:: Supplied records ::
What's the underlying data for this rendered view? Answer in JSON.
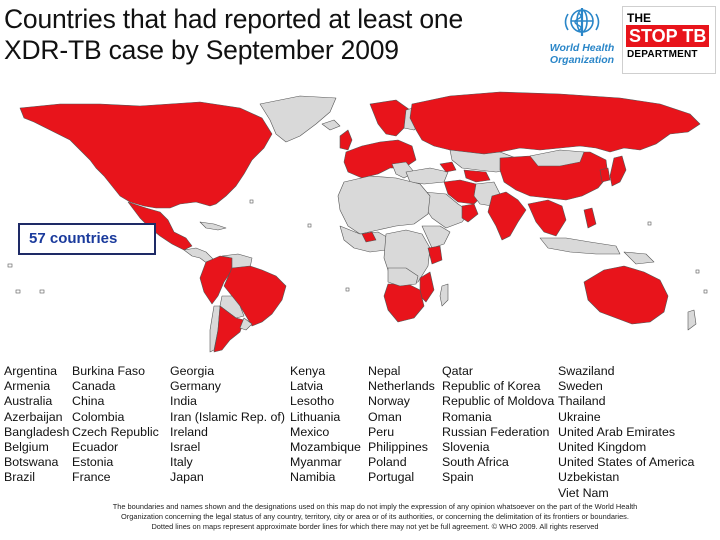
{
  "title_line1": "Countries that had reported at least one",
  "title_line2": "XDR-TB case by September 2009",
  "who_logo": {
    "icon": "who-emblem-icon",
    "text_line1": "World Health",
    "text_line2": "Organization"
  },
  "stoptb_logo": {
    "line1": "THE",
    "line2": "STOP TB",
    "line3": "DEPARTMENT"
  },
  "count_label": "57 countries",
  "colors": {
    "reported": "#e8141b",
    "not_reported": "#d9d9d9",
    "border": "#555555",
    "accent": "#1e2a66"
  },
  "country_columns": [
    [
      "Argentina",
      "Armenia",
      "Australia",
      "Azerbaijan",
      "Bangladesh",
      "Belgium",
      "Botswana",
      "Brazil"
    ],
    [
      "Burkina Faso",
      "Canada",
      "China",
      "Colombia",
      "Czech Republic",
      "Ecuador",
      "Estonia",
      "France"
    ],
    [
      "Georgia",
      "Germany",
      "India",
      "Iran (Islamic Rep. of)",
      "Ireland",
      "Israel",
      "Italy",
      "Japan"
    ],
    [
      "Kenya",
      "Latvia",
      "Lesotho",
      "Lithuania",
      "Mexico",
      "Mozambique",
      "Myanmar",
      "Namibia"
    ],
    [
      "Nepal",
      "Netherlands",
      "Norway",
      "Oman",
      "Peru",
      "Philippines",
      "Poland",
      "Portugal"
    ],
    [
      "Qatar",
      "Republic of Korea",
      "Republic of Moldova",
      "Romania",
      "Russian Federation",
      "Slovenia",
      "South Africa",
      "Spain"
    ],
    [
      "Swaziland",
      "Sweden",
      "Thailand",
      "Ukraine",
      "United Arab Emirates",
      "United Kingdom",
      "United States of America",
      "Uzbekistan",
      "Viet Nam"
    ]
  ],
  "disclaimer": [
    "The boundaries and names shown and the designations used on this map do not imply the expression of any opinion whatsoever on the part of the World Health",
    "Organization concerning the legal status of any country, territory, city or area or of its authorities, or concerning the delimitation of its frontiers or boundaries.",
    "Dotted lines on maps represent approximate border lines for which there may not yet be full agreement.  © WHO 2009. All rights reserved"
  ]
}
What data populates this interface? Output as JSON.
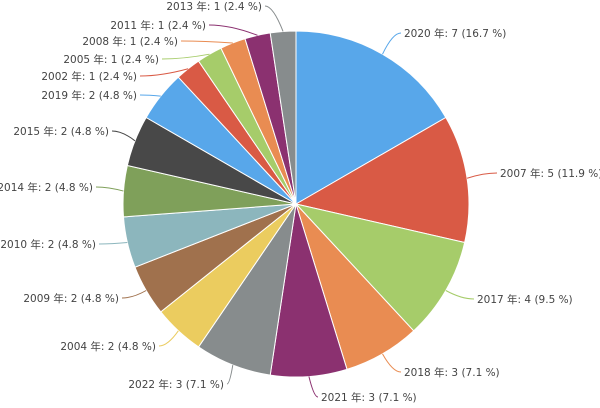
{
  "chart_data": {
    "type": "pie",
    "start": "top",
    "direction": "clockwise",
    "legend": "none",
    "grid": false,
    "slices": [
      {
        "label": "2020 年: 7 (16.7 %)",
        "category": "2020",
        "value": 7,
        "percent": 16.7,
        "color": "#58a7ea"
      },
      {
        "label": "2007 年: 5 (11.9 %)",
        "category": "2007",
        "value": 5,
        "percent": 11.9,
        "color": "#d95a45"
      },
      {
        "label": "2017 年: 4 (9.5 %)",
        "category": "2017",
        "value": 4,
        "percent": 9.5,
        "color": "#a6cc6a"
      },
      {
        "label": "2018 年: 3 (7.1 %)",
        "category": "2018",
        "value": 3,
        "percent": 7.1,
        "color": "#e98c52"
      },
      {
        "label": "2021 年: 3 (7.1 %)",
        "category": "2021",
        "value": 3,
        "percent": 7.1,
        "color": "#8b3170"
      },
      {
        "label": "2022 年: 3 (7.1 %)",
        "category": "2022",
        "value": 3,
        "percent": 7.1,
        "color": "#878c8d"
      },
      {
        "label": "2004 年: 2 (4.8 %)",
        "category": "2004",
        "value": 2,
        "percent": 4.8,
        "color": "#ebcc5f"
      },
      {
        "label": "2009 年: 2 (4.8 %)",
        "category": "2009",
        "value": 2,
        "percent": 4.8,
        "color": "#a0714d"
      },
      {
        "label": "2010 年: 2 (4.8 %)",
        "category": "2010",
        "value": 2,
        "percent": 4.8,
        "color": "#8cb6bd"
      },
      {
        "label": "2014 年: 2 (4.8 %)",
        "category": "2014",
        "value": 2,
        "percent": 4.8,
        "color": "#7fa05a"
      },
      {
        "label": "2015 年: 2 (4.8 %)",
        "category": "2015",
        "value": 2,
        "percent": 4.8,
        "color": "#484848"
      },
      {
        "label": "2019 年: 2 (4.8 %)",
        "category": "2019",
        "value": 2,
        "percent": 4.8,
        "color": "#58a7ea"
      },
      {
        "label": "2002 年: 1 (2.4 %)",
        "category": "2002",
        "value": 1,
        "percent": 2.4,
        "color": "#d95a45"
      },
      {
        "label": "2005 年: 1 (2.4 %)",
        "category": "2005",
        "value": 1,
        "percent": 2.4,
        "color": "#a6cc6a"
      },
      {
        "label": "2008 年: 1 (2.4 %)",
        "category": "2008",
        "value": 1,
        "percent": 2.4,
        "color": "#e98c52"
      },
      {
        "label": "2011 年: 1 (2.4 %)",
        "category": "2011",
        "value": 1,
        "percent": 2.4,
        "color": "#8b3170"
      },
      {
        "label": "2013 年: 1 (2.4 %)",
        "category": "2013",
        "value": 1,
        "percent": 2.4,
        "color": "#878c8d"
      }
    ]
  }
}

:: Exercise ::
Working from the entries above, return all lines that contain "Republic".

:: Response to this exercise ::
      "Czech Republic",
      "Republic of Korea",
      "Republic of Moldova",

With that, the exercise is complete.